# Short exercise:
Sift the listing for lines that hold the string "detached" and pull them out.

# Records provided:
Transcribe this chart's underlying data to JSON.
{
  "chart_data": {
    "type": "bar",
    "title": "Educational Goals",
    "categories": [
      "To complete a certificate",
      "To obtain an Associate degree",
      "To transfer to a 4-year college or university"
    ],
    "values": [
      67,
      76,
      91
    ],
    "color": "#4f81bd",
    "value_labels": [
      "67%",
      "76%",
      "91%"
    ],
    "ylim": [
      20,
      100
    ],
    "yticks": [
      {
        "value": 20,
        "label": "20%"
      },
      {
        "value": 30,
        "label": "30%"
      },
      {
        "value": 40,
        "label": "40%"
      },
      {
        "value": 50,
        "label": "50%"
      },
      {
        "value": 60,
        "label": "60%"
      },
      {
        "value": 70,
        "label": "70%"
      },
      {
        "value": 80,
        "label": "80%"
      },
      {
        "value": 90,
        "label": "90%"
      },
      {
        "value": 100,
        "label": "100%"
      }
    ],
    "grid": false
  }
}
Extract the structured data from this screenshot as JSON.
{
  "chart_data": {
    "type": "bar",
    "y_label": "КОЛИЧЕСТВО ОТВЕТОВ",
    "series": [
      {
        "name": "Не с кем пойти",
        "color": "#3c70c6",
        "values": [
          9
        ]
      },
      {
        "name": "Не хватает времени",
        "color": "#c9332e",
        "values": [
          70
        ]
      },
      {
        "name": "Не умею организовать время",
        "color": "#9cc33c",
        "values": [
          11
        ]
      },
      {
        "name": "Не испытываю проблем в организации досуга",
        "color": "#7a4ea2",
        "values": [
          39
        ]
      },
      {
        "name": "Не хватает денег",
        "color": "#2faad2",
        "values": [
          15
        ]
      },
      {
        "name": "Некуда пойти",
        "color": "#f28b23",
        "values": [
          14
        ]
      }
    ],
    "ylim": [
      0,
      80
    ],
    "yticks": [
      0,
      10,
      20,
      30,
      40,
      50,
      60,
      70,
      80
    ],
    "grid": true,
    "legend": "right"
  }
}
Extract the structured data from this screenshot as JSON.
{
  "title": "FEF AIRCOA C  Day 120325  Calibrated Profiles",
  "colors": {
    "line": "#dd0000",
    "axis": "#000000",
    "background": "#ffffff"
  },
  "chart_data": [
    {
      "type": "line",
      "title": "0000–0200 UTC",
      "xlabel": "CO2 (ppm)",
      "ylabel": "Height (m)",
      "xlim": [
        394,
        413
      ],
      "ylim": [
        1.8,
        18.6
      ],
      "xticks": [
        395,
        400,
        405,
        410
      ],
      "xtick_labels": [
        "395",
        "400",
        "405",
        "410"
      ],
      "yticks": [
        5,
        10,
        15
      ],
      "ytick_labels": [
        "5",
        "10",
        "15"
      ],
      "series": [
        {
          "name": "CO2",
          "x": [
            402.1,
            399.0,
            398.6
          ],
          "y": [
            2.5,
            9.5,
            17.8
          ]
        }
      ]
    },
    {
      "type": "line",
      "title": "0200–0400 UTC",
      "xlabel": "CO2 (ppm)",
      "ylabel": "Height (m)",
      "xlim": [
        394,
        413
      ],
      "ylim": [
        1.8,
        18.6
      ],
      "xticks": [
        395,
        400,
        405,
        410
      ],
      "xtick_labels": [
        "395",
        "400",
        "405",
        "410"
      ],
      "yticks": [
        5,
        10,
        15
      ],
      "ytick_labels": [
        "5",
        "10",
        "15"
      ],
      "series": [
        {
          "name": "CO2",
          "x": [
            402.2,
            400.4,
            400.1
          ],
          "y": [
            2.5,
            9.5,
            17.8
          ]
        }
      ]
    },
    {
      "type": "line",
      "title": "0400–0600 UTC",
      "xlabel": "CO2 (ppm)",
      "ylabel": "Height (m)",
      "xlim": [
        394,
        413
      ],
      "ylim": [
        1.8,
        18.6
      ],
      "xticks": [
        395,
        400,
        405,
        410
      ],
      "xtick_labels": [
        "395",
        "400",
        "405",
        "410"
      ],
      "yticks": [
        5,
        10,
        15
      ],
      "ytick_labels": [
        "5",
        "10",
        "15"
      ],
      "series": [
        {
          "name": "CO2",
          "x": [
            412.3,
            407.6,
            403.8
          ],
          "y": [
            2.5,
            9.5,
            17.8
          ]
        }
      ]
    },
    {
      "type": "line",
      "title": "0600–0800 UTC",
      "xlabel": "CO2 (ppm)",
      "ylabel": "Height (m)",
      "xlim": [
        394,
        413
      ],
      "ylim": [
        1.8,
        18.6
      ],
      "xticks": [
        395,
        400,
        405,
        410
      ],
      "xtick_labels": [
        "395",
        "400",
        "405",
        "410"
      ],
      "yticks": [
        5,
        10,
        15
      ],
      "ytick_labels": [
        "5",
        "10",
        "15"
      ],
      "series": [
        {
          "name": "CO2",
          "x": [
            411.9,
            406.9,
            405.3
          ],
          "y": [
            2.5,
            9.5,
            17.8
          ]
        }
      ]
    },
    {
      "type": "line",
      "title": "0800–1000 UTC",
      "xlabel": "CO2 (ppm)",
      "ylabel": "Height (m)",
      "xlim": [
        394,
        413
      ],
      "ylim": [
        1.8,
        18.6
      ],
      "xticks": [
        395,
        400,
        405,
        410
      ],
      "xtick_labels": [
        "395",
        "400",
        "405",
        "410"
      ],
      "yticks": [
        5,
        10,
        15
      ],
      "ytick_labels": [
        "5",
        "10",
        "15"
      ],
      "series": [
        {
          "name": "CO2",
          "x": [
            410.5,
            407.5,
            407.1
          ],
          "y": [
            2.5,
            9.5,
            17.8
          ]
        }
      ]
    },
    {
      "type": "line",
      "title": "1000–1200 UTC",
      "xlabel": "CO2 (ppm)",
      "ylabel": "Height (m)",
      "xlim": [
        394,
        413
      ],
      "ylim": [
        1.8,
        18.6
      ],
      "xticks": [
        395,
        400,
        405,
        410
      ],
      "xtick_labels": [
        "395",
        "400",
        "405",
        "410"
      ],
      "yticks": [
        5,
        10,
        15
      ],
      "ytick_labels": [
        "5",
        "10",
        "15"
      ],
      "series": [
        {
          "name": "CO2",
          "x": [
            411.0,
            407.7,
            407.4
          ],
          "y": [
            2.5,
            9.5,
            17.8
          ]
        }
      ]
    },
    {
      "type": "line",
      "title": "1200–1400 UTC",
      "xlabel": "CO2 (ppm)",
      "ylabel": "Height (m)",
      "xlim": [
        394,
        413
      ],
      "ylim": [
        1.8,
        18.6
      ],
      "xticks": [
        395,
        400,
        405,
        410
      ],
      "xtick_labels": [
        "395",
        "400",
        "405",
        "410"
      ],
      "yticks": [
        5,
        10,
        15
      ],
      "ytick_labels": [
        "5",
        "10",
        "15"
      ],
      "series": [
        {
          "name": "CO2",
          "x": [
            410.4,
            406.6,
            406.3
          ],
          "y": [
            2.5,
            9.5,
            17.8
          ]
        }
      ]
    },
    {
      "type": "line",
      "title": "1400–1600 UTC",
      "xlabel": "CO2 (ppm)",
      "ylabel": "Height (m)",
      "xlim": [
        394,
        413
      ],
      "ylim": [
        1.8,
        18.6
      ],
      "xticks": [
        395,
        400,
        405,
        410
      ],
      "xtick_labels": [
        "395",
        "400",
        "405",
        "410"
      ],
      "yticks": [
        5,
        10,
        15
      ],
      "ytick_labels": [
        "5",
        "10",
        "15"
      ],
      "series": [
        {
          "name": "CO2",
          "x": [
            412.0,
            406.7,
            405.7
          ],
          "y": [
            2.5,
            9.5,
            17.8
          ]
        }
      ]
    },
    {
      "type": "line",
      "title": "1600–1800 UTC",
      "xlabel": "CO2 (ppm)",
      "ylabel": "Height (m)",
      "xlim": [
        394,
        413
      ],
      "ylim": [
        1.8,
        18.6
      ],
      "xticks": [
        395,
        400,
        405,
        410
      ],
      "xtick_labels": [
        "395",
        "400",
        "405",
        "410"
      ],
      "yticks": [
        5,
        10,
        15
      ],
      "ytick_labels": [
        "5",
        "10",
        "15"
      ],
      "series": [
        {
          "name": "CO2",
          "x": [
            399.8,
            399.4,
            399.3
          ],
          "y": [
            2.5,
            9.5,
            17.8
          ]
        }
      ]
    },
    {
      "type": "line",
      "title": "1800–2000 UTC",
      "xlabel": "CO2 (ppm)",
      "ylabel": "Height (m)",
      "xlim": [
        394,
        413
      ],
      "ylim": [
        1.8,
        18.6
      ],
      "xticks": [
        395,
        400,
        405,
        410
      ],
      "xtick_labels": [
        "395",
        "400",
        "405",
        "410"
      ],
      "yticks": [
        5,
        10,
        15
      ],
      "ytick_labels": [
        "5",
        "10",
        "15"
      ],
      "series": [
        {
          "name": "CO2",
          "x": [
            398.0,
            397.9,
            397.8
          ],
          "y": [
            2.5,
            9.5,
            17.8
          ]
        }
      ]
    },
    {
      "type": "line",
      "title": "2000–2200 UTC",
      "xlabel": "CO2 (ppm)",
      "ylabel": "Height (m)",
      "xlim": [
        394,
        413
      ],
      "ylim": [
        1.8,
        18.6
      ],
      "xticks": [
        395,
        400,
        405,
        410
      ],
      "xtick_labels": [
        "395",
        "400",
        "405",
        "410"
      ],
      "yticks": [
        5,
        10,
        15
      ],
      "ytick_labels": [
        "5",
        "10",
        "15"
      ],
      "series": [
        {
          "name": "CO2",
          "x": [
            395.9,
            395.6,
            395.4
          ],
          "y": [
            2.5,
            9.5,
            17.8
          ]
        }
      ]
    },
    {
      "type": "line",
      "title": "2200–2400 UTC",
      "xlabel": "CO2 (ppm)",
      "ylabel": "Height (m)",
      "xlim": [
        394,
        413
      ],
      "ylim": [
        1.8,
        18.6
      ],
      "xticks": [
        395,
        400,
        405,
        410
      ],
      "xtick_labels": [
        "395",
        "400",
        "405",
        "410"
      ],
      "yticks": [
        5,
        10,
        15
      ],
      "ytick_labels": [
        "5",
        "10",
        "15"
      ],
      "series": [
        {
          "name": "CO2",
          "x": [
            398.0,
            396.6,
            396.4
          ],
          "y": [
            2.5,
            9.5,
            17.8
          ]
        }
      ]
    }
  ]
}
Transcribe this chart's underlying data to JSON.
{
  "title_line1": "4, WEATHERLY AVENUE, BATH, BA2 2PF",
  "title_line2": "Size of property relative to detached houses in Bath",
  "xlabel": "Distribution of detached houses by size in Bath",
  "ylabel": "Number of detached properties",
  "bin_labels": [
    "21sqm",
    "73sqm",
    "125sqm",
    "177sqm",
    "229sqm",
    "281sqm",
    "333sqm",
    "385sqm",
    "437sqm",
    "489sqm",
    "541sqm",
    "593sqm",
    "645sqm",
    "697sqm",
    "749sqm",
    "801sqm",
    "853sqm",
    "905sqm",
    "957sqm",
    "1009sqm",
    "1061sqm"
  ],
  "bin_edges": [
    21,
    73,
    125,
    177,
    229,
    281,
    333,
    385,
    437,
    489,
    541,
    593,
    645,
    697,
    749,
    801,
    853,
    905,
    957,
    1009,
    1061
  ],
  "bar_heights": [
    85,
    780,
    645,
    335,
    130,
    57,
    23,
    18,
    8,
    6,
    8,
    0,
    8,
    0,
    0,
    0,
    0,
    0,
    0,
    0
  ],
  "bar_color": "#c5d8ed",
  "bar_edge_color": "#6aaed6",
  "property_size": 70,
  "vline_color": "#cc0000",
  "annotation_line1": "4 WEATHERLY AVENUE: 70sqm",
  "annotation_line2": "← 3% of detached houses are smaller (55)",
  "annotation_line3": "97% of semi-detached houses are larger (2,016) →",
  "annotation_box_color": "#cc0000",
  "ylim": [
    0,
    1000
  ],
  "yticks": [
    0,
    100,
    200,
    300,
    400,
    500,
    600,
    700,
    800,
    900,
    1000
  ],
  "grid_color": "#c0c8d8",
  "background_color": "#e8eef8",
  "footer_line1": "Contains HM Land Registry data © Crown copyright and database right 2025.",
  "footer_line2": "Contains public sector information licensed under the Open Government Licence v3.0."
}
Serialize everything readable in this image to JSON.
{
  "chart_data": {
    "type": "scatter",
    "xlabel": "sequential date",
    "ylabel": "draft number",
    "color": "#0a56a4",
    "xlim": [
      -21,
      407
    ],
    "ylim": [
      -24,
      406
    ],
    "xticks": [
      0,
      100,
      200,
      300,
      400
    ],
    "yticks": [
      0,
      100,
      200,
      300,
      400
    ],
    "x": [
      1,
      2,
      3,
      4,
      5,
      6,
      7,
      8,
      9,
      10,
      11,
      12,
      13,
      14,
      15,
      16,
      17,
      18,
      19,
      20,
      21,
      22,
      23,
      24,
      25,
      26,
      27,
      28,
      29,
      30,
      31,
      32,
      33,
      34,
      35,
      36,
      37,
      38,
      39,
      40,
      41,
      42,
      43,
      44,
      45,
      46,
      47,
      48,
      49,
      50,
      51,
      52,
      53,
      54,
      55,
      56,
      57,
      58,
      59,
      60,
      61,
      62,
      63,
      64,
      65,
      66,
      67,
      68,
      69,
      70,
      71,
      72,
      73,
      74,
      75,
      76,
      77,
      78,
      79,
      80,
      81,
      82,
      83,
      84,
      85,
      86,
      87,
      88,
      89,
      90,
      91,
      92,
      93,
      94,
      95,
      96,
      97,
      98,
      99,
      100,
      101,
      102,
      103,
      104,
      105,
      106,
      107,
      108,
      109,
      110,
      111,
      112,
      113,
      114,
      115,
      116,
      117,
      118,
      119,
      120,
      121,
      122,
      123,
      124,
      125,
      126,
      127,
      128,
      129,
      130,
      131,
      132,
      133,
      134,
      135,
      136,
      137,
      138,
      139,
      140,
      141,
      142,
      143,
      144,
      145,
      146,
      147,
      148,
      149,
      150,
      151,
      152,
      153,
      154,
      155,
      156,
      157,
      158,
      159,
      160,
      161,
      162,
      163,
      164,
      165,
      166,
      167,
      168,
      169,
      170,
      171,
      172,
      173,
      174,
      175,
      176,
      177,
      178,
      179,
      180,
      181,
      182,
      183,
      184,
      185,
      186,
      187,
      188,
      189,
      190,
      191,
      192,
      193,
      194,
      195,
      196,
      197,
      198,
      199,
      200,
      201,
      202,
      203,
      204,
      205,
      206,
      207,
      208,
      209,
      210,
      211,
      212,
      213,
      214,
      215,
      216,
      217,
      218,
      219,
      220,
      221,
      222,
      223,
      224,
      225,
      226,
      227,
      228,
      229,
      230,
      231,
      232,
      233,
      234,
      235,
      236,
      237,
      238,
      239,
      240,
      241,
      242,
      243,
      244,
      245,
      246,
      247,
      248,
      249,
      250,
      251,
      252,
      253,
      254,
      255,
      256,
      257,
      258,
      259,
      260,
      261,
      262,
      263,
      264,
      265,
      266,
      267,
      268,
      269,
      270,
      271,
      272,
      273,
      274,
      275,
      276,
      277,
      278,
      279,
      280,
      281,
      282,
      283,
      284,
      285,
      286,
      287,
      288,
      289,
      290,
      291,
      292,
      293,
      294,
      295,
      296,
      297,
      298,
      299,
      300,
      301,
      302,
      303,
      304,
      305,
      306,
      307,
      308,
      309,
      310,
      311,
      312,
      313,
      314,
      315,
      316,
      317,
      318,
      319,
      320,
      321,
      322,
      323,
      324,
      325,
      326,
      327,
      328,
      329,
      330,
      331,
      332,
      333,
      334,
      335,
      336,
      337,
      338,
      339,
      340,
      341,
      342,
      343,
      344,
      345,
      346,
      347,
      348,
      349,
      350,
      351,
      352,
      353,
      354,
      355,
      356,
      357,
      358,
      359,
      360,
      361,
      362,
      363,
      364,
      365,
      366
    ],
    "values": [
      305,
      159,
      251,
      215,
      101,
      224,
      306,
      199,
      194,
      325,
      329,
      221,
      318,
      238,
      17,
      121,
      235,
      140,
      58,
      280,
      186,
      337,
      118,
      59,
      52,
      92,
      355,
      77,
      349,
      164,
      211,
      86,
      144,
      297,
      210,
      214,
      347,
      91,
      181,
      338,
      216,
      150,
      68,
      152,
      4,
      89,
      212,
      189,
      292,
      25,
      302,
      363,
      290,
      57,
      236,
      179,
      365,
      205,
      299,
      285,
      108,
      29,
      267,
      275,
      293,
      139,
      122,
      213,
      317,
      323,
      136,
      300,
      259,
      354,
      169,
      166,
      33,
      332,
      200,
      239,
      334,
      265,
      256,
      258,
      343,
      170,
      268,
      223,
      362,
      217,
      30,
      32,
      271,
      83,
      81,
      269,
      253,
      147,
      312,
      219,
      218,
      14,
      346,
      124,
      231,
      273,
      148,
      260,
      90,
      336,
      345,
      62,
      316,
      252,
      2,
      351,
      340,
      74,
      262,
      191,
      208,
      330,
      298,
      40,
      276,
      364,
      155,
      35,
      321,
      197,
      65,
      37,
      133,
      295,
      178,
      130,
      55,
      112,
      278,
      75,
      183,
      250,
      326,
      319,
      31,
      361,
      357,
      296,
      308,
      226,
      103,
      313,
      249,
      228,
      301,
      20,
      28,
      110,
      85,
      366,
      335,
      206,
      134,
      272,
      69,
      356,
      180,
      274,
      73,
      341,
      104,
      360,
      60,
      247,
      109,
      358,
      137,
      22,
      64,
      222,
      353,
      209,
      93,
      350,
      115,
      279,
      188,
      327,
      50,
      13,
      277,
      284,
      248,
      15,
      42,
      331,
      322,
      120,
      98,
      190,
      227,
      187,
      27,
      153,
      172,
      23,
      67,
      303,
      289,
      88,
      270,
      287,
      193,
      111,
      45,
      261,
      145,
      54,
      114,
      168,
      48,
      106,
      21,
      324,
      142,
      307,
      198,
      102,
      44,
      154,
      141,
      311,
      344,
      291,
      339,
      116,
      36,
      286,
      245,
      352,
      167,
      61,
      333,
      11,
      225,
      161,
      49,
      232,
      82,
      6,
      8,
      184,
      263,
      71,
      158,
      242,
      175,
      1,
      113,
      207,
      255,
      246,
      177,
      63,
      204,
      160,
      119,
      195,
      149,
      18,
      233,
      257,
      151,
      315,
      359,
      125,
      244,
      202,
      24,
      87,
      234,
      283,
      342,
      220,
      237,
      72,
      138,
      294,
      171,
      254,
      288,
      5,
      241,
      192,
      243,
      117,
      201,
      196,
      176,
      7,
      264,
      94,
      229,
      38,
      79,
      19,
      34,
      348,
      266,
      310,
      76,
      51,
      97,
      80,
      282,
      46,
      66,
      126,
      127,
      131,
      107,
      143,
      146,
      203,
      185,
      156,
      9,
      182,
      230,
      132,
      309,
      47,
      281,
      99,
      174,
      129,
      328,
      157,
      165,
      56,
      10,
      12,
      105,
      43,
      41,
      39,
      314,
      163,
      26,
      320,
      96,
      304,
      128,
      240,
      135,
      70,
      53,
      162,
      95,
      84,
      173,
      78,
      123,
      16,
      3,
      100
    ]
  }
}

# Reply to the task:
  "title_line2": "Size of property relative to detached houses in Bath",
  "xlabel": "Distribution of detached houses by size in Bath",
  "ylabel": "Number of detached properties",
  "annotation_line2": "← 3% of detached houses are smaller (55)",
  "annotation_line3": "97% of semi-detached houses are larger (2,016) →",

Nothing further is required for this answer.